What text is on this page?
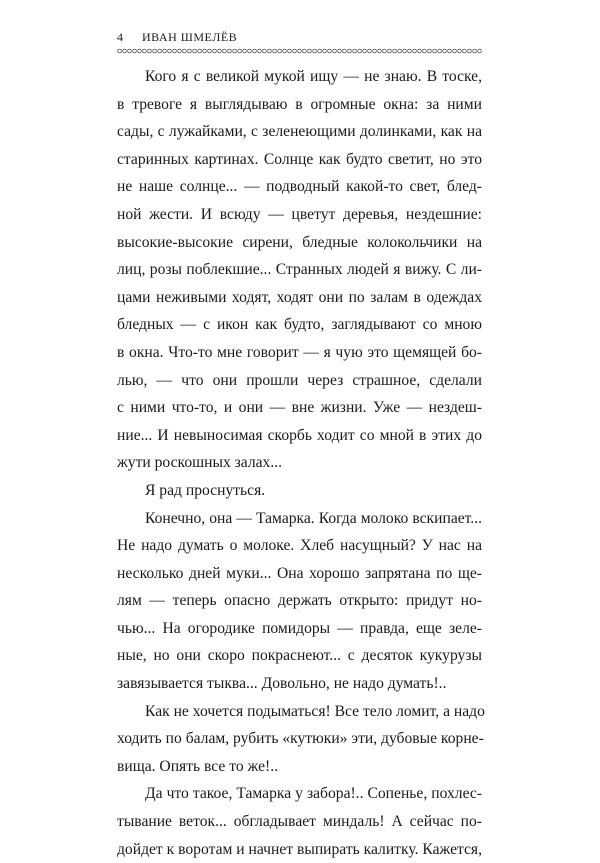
4 ИВАН ШМЕЛЁВ
Кого я с великой мукой ищу — не знаю. В тоске,
в тревоге я выглядываю в огромные окна: за ними
сады, с лужайками, с зеленеющими долинками, как на
старинных картинах. Солнце как будто светит, но это
не наше солнце... — подводный какой-то свет, блед-
ной жести. И всюду — цветут деревья, нездешние:
высокие-высокие сирени, бледные колокольчики на
лиц, розы поблекшие... Странных людей я вижу. С ли-
цами неживыми ходят, ходят они по залам в одеждах
бледных — с икон как будто, заглядывают со мною
в окна. Что-то мне говорит — я чую это щемящей бо-
лью, — что они прошли через страшное, сделали
с ними что-то, и они — вне жизни. Уже — нездеш-
ние... И невыносимая скорбь ходит со мной в этих до
жути роскошных залах...
Я рад проснуться.
Конечно, она — Тамарка. Когда молоко вскипает...
Не надо думать о молоке. Хлеб насущный? У нас на
несколько дней муки... Она хорошо запрятана по ще-
лям — теперь опасно держать открыто: придут но-
чью... На огородике помидоры — правда, еще зеле-
ные, но они скоро покраснеют... с десяток кукурузы
завязывается тыква... Довольно, не надо думать!..
Как не хочется подыматься! Все тело ломит, а надо
ходить по балам, рубить «кутюки» эти, дубовые корне-
вища. Опять все то же!..
Да что такое, Тамарка у забора!.. Сопенье, похлес-
тывание веток... обгладывает миндаль! А сейчас по-
дойдет к воротам и начнет выпирать калитку. Кажется,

○ ○ ○ ○ ○ ○ ○

_Problem requirements_
Without the pictures, restate each entry exactly.

_Full response_
What text is on this page?
4 ИВАН ШМЕЛЁВ
Кого я с великой мукой ищу — не знаю. В тоске,
в тревоге я выглядываю в огромные окна: за ними
сады, с лужайками, с зеленеющими долинками, как на
старинных картинах. Солнце как будто светит, но это
не наше солнце... — подводный какой-то свет, блед-
ной жести. И всюду — цветут деревья, нездешние:
высокие-высокие сирени, бледные колокольчики на
лиц, розы поблекшие... Странных людей я вижу. С ли-
цами неживыми ходят, ходят они по залам в одеждах
бледных — с икон как будто, заглядывают со мною
в окна. Что-то мне говорит — я чую это щемящей бо-
лью, — что они прошли через страшное, сделали
с ними что-то, и они — вне жизни. Уже — нездеш-
ние... И невыносимая скорбь ходит со мной в этих до
жути роскошных залах...
Я рад проснуться.
Конечно, она — Тамарка. Когда молоко вскипает...
Не надо думать о молоке. Хлеб насущный? У нас на
несколько дней муки... Она хорошо запрятана по ще-
лям — теперь опасно держать открыто: придут но-
чью... На огородике помидоры — правда, еще зеле-
ные, но они скоро покраснеют... с десяток кукурузы
завязывается тыква... Довольно, не надо думать!..
Как не хочется подыматься! Все тело ломит, а надо
ходить по балам, рубить «кутюки» эти, дубовые корне-
вища. Опять все то же!..
Да что такое, Тамарка у забора!.. Сопенье, похлес-
тывание веток... обгладывает миндаль! А сейчас по-
дойдет к воротам и начнет выпирать калитку. Кажется,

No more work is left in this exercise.